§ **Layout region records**

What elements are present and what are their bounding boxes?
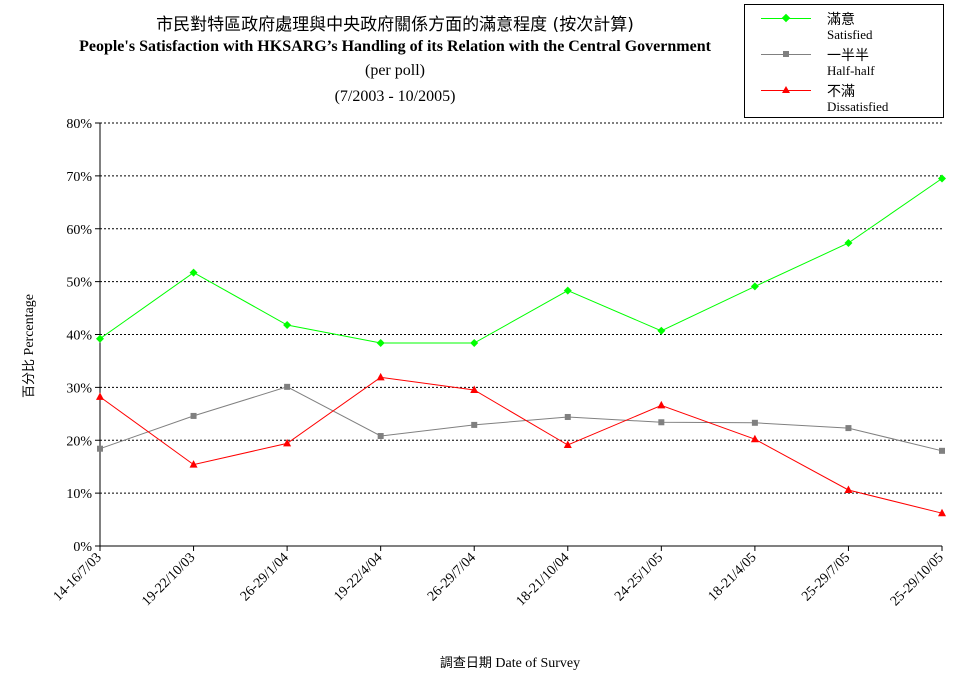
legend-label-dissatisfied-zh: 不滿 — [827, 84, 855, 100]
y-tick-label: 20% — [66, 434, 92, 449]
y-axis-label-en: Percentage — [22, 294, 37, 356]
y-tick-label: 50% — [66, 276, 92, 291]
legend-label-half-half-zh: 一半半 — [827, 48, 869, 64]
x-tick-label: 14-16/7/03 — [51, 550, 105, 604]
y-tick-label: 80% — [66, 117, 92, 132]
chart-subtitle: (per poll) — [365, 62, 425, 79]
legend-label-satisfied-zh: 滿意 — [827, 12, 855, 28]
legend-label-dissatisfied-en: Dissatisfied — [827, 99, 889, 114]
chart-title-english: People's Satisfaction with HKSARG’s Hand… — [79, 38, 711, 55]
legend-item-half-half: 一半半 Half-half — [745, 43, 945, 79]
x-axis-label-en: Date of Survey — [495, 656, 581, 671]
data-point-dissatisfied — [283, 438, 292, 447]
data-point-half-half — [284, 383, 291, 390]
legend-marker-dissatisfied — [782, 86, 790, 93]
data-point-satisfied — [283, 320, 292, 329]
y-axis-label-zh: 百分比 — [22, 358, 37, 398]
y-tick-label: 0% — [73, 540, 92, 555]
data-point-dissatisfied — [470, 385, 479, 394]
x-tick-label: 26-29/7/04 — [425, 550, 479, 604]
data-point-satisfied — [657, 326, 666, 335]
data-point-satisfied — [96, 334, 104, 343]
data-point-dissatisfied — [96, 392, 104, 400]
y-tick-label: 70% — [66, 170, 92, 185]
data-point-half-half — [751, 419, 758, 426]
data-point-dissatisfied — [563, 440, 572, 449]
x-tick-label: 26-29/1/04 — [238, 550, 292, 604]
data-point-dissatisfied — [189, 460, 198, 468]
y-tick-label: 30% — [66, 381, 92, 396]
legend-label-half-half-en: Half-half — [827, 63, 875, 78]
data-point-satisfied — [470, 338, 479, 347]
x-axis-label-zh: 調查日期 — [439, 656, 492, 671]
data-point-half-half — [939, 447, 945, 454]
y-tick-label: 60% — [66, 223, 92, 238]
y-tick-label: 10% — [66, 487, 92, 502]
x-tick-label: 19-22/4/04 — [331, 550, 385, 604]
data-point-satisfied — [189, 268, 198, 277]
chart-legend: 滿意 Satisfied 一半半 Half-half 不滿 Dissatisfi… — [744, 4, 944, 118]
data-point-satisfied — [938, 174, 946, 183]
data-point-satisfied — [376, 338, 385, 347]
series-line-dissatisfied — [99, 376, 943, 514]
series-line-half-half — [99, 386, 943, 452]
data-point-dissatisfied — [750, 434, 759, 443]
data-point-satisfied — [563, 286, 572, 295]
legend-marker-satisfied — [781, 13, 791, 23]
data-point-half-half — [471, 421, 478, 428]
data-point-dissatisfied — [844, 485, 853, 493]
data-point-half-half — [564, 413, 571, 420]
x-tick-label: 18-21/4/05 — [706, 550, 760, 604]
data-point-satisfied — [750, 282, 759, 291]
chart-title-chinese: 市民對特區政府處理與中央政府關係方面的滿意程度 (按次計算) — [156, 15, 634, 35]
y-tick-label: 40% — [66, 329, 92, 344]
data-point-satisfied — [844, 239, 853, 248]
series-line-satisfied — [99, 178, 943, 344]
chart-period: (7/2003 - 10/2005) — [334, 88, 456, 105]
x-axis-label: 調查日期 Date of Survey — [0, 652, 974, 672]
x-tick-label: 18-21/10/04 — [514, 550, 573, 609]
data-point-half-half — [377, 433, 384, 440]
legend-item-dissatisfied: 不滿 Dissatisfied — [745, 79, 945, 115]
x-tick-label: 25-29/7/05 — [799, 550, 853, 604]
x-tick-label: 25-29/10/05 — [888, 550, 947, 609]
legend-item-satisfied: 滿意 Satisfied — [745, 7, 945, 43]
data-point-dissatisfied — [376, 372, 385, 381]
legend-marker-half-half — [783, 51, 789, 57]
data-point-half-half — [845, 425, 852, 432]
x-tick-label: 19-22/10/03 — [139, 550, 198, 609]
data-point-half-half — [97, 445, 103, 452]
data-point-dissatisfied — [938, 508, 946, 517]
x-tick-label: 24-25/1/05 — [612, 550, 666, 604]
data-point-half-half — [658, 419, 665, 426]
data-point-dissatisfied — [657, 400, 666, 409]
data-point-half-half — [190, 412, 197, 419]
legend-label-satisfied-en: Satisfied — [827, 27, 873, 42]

---

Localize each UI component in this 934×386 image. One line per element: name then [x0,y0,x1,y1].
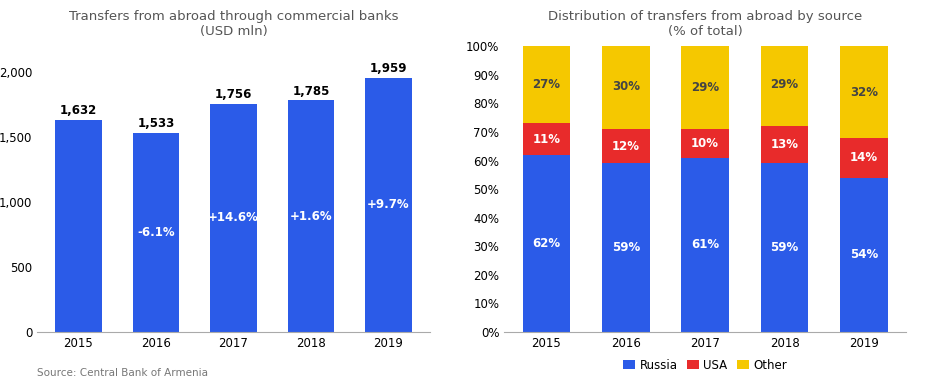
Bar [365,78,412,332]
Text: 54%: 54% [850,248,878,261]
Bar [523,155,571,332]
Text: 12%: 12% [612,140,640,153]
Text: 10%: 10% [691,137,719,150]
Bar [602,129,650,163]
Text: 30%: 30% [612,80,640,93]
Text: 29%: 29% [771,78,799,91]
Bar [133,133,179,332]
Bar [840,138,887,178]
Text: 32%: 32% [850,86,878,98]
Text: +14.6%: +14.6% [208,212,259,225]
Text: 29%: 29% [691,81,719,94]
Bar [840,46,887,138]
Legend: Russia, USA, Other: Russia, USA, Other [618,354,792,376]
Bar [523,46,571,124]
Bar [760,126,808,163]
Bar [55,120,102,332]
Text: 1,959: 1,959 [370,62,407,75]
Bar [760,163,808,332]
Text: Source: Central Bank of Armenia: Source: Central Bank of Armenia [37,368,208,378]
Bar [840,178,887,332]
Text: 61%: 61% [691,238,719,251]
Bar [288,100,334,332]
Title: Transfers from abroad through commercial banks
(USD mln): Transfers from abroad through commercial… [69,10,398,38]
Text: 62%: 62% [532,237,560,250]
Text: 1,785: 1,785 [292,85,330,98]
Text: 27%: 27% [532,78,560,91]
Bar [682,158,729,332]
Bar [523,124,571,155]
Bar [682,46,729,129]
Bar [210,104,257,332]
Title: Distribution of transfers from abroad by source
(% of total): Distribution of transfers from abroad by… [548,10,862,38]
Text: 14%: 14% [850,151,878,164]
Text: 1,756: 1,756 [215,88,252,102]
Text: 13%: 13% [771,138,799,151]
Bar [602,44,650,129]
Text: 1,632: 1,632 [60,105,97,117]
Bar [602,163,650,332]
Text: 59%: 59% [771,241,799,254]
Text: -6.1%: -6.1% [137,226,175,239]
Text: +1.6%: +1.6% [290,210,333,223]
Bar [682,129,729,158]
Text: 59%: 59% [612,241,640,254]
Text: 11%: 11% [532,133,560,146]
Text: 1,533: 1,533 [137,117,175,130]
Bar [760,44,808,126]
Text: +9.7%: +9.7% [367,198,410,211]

§ **EXERCISE**
Please return the lines of the listing from the line with "legend-label-dissatisfied-zh: 不滿 —" to the line with "chart-subtitle: (per poll)", copied verbatim, with nothing else.

§ **OUTPUT FOR THIS EXERCISE**
legend-label-dissatisfied-zh: 不滿 — [827, 84, 855, 100]
y-tick-label: 20% — [66, 434, 92, 449]
y-axis-label-en: Percentage — [22, 294, 37, 356]
y-tick-label: 50% — [66, 276, 92, 291]
legend-label-half-half-zh: 一半半 — [827, 48, 869, 64]
x-tick-label: 14-16/7/03 — [51, 550, 105, 604]
y-tick-label: 80% — [66, 117, 92, 132]
chart-subtitle: (per poll) — [365, 62, 425, 79]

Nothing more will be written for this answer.